Rewrite the passage of the Bees–Skeeters game recap between "The New Britain Bees" and "minutes) defensive battle.", inclusive, substituting "Wednesday" for "Tuesday".

**Text to read:**
********

The New Britain Bees hosted the Sugar Land Skeeters in an early May series that the New Britain marketing staff billed as the “battle of the bugs.” It’s kind of catchy, but not many people bit (haha), at least not for the Tuesday game played on a dank evening. By the end of the game, it was me and no more than 50 other fans watching a very efficient (2 hours and 8 minutes) defensive battle.
The Bees scored a pair of runs in the fifth inning, and that was enough to earn a 2-1 victory behind the third straight impressive start by New Britain’s Nick Greenwood. We’ve been to three Bees games, all started by Greenwood, who has yet to allow a run in 19 innings.
I was able to get the Skeeters lineup card after the game. Kudos to Sugar Land manager Gary Gaetti. Gaetti, a two-time all-star in 20 Major League seasons, could’ve easily blown me off. His team had second and third with no one out in the 8th inning, and only managed to plate one run. The Skeeters put the tying run on first to start the top of the ninth, but all for naught as the next two batters struck out, and the final hitter flied out to deep center. It had to be a frustrating loss.

********

**Extracted records:**
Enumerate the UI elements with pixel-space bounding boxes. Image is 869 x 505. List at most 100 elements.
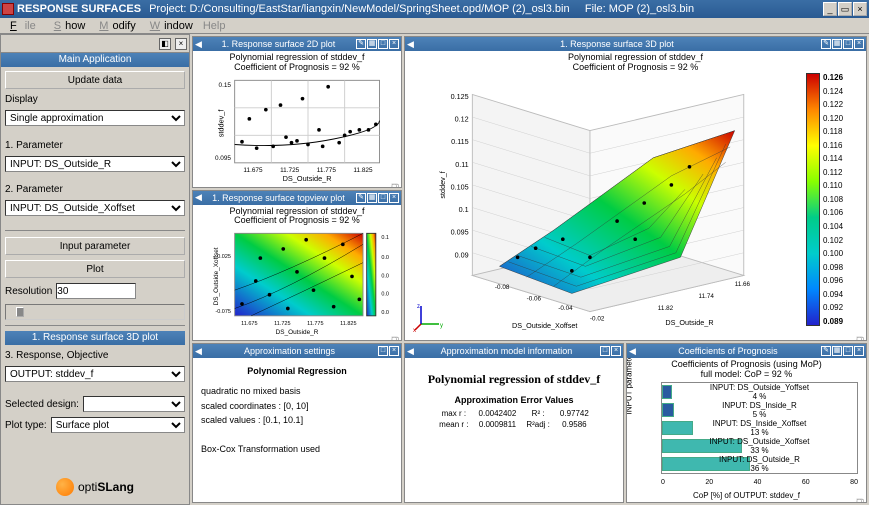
- svg-text:11.725: 11.725: [274, 321, 290, 327]
- pane-save-icon[interactable]: ▦: [832, 39, 842, 49]
- resolution-slider[interactable]: [5, 304, 185, 320]
- pane-max-icon[interactable]: □: [378, 193, 388, 203]
- title-text: Project: D:/Consulting/EastStar/liangxin…: [149, 3, 823, 15]
- pane-save-icon[interactable]: ▦: [832, 346, 842, 356]
- colorbar-tick: 0.124: [823, 87, 860, 96]
- pane-tool-icon[interactable]: ✎: [356, 39, 366, 49]
- colorbar-tick: 0.114: [823, 154, 860, 163]
- svg-text:11.775: 11.775: [317, 167, 337, 174]
- svg-text:-0.075: -0.075: [215, 309, 231, 315]
- coefficients-of-prognosis-pane: ◀Coefficients of Prognosis ✎▦□× Coeffici…: [626, 343, 867, 503]
- svg-text:DS_Outside_R: DS_Outside_R: [665, 318, 713, 327]
- menu-window[interactable]: Window: [142, 20, 197, 32]
- colorbar-tick: 0.120: [823, 114, 860, 123]
- pane-tool-icon[interactable]: ✎: [821, 39, 831, 49]
- param1-select[interactable]: INPUT: DS_Outside_R: [5, 156, 185, 172]
- pane-close-icon[interactable]: ×: [854, 39, 864, 49]
- resolution-input[interactable]: [56, 283, 136, 299]
- svg-text:x: x: [413, 328, 416, 332]
- close-button[interactable]: ×: [853, 2, 867, 16]
- pane-topview-title: 1. Response surface topview plot: [202, 193, 355, 203]
- cop-xlabel: CoP [%] of OUTPUT: stddev_f: [627, 491, 866, 500]
- approx-line: scaled coordinates : [0, 10]: [201, 399, 393, 413]
- pane-save-icon[interactable]: ▦: [367, 193, 377, 203]
- menu-help[interactable]: Help: [199, 20, 230, 32]
- response-surface-topview-pane: ◀1. Response surface topview plot ✎▦□× P…: [192, 190, 402, 342]
- axis-triad-icon: y z x: [413, 302, 443, 332]
- colorbar-tick: 0.102: [823, 236, 860, 245]
- axis-tick: 0: [661, 479, 665, 486]
- pane-close-icon[interactable]: ×: [389, 193, 399, 203]
- svg-text:0.1: 0.1: [459, 205, 469, 214]
- svg-text:11.675: 11.675: [243, 167, 263, 174]
- menu-show[interactable]: Show: [46, 20, 90, 32]
- colorbar-tick: 0.094: [823, 290, 860, 299]
- svg-text:11.825: 11.825: [340, 321, 356, 327]
- pane-close-icon[interactable]: ×: [611, 346, 621, 356]
- svg-text:0.0: 0.0: [381, 310, 389, 316]
- colorbar-tick: 0.106: [823, 208, 860, 217]
- menu-file[interactable]: File: [2, 20, 44, 32]
- pane-close-icon[interactable]: ×: [854, 346, 864, 356]
- cop-bar-label: INPUT: DS_Outside_Yoffset4 %: [662, 383, 857, 401]
- plot-2d-chart: stddev_f 0.095 0.15 11.675 11.725 11.775…: [193, 73, 401, 183]
- menu-modify[interactable]: Modify: [91, 20, 139, 32]
- pane-close-icon[interactable]: ×: [389, 346, 399, 356]
- input-parameter-button[interactable]: Input parameter: [5, 237, 185, 255]
- display-select[interactable]: Single approximation: [5, 110, 185, 126]
- svg-text:stddev_f: stddev_f: [438, 170, 447, 198]
- svg-text:0.12: 0.12: [455, 115, 469, 124]
- logo-text: optiSLang: [78, 480, 134, 494]
- close-panel-icon[interactable]: ×: [175, 38, 187, 50]
- colorbar-tick: 0.110: [823, 181, 860, 190]
- svg-text:0.115: 0.115: [451, 137, 469, 146]
- pane-max-icon[interactable]: □: [378, 39, 388, 49]
- menubar: File Show Modify Window Help: [0, 18, 869, 34]
- approx-line: quadratic no mixed basis: [201, 384, 393, 398]
- pane-max-icon[interactable]: □: [600, 346, 610, 356]
- sidebar: ◧ × Main Application Update data Display…: [0, 34, 190, 505]
- plot-type-select[interactable]: Surface plot: [51, 417, 185, 433]
- cop-bar-label: INPUT: DS_Inside_Xoffset13 %: [662, 419, 857, 437]
- selected-design-select[interactable]: [83, 396, 185, 412]
- update-data-button[interactable]: Update data: [5, 71, 185, 89]
- svg-text:DS_Outside_R: DS_Outside_R: [283, 174, 332, 183]
- pane-tool-icon[interactable]: ✎: [821, 346, 831, 356]
- colorbar-tick: 0.116: [823, 141, 860, 150]
- svg-text:11.725: 11.725: [280, 167, 300, 174]
- cop-bar-label: INPUT: DS_Outside_Xoffset33 %: [662, 437, 857, 455]
- plot-2d-title: Polynomial regression of stddev_fCoeffic…: [193, 51, 401, 73]
- sidebar-toolbar: ◧ ×: [1, 35, 189, 53]
- axis-tick: 80: [850, 479, 858, 486]
- cop-title: Coefficients of Prognosis (using MoP)ful…: [627, 358, 866, 380]
- titlebar-icon: [2, 3, 14, 15]
- plot-topview-title: Polynomial regression of stddev_fCoeffic…: [193, 205, 401, 227]
- param2-label: 2. Parameter: [5, 184, 185, 195]
- plot-topview-chart: 0.1 0.0 0.0 0.0 0.0 DS_Outside_Xoffset -…: [193, 226, 401, 336]
- maximize-button[interactable]: ▭: [838, 2, 852, 16]
- response-surface-2d-pane: ◀1. Response surface 2D plot ✎▦□× Polyno…: [192, 36, 402, 188]
- approx-heading: Polynomial Regression: [201, 364, 393, 378]
- watermark: optiSLang: [389, 183, 400, 187]
- pane-save-icon[interactable]: ▦: [367, 39, 377, 49]
- pane-max-icon[interactable]: □: [378, 346, 388, 356]
- response-select[interactable]: OUTPUT: stddev_f: [5, 366, 185, 382]
- svg-text:0.0: 0.0: [381, 292, 389, 298]
- svg-text:-0.02: -0.02: [590, 316, 605, 323]
- pane-max-icon[interactable]: □: [843, 346, 853, 356]
- plot-button[interactable]: Plot: [5, 260, 185, 278]
- svg-text:11.775: 11.775: [307, 321, 323, 327]
- undock-icon[interactable]: ◧: [159, 38, 171, 50]
- svg-text:0.11: 0.11: [455, 160, 469, 169]
- colorbar-tick: 0.108: [823, 195, 860, 204]
- pane-close-icon[interactable]: ×: [389, 39, 399, 49]
- minimize-button[interactable]: _: [823, 2, 837, 16]
- resolution-label: Resolution: [5, 286, 52, 297]
- watermark: optiSLang: [389, 336, 400, 340]
- plot-3d-chart: 0.1250.12 0.1150.11 0.1050.1 0.0950.09 s…: [409, 73, 789, 333]
- param2-select[interactable]: INPUT: DS_Outside_Xoffset: [5, 200, 185, 216]
- pane-tool-icon[interactable]: ✎: [356, 193, 366, 203]
- svg-text:DS_Outside_Xoffset: DS_Outside_Xoffset: [512, 321, 577, 330]
- svg-text:y: y: [440, 323, 443, 329]
- pane-max-icon[interactable]: □: [843, 39, 853, 49]
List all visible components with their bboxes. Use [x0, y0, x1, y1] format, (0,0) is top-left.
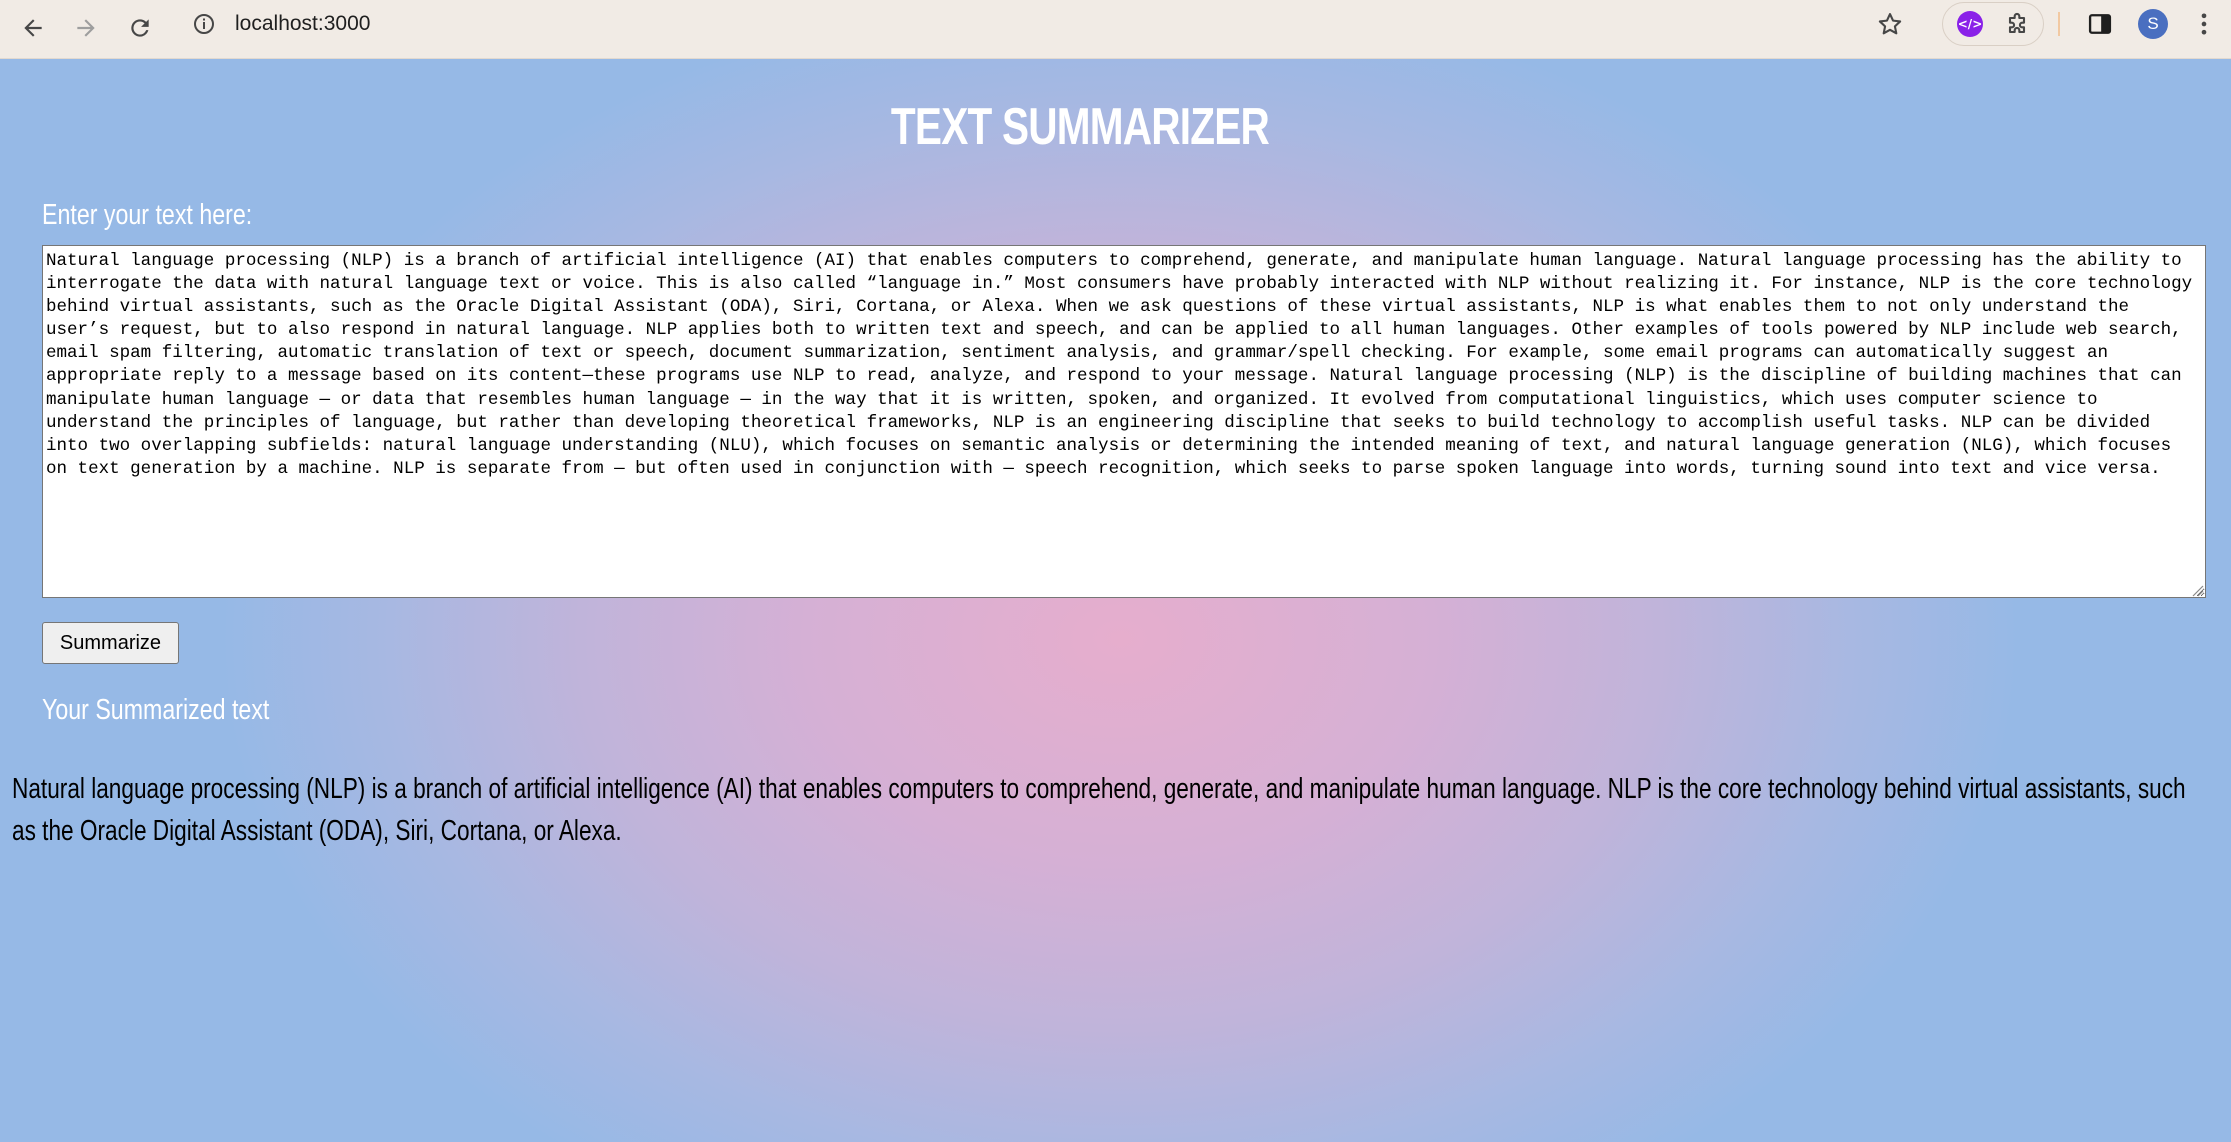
summarize-button[interactable]: Summarize	[42, 622, 179, 664]
back-arrow-icon[interactable]	[13, 8, 53, 48]
site-info-icon[interactable]	[192, 12, 216, 36]
ai-extension-icon[interactable]: </>	[1957, 11, 1983, 37]
address-bar[interactable]: localhost:3000	[180, 2, 1924, 46]
page-title: TEXT SUMMARIZER	[890, 98, 1270, 156]
page-body: TEXT SUMMARIZER Enter your text here: Na…	[0, 59, 2231, 1142]
star-icon[interactable]	[1876, 10, 1904, 38]
puzzle-icon[interactable]	[2003, 11, 2031, 39]
summary-heading: Your Summarized text	[42, 694, 270, 726]
browser-toolbar: localhost:3000 </> S	[0, 0, 2231, 59]
url-text[interactable]: localhost:3000	[235, 12, 370, 36]
extensions-group: </>	[1942, 2, 2044, 46]
summary-output: Natural language processing (NLP) is a b…	[12, 773, 2186, 847]
toolbar-divider	[2058, 12, 2060, 36]
kebab-menu-icon[interactable]	[2190, 10, 2218, 38]
input-label: Enter your text here:	[42, 199, 253, 231]
side-panel-icon[interactable]	[2086, 10, 2114, 38]
text-input[interactable]: Natural language processing (NLP) is a b…	[42, 245, 2206, 598]
forward-arrow-icon[interactable]	[66, 8, 106, 48]
resize-grip-icon[interactable]	[2190, 583, 2204, 597]
reload-icon[interactable]	[120, 8, 160, 48]
profile-avatar[interactable]: S	[2138, 9, 2168, 39]
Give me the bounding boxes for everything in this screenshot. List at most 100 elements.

********

**Output for this task:**
The New Britain Bees hosted the Sugar Land Skeeters in an early May series that the New Britain marketing staff billed as the “battle of the bugs.” It’s kind of catchy, but not many people bit (haha), at least not for the Wednesday game played on a dank evening. By the end of the game, it was me and no more than 50 other fans watching a very efficient (2 hours and 8 minutes) defensive battle.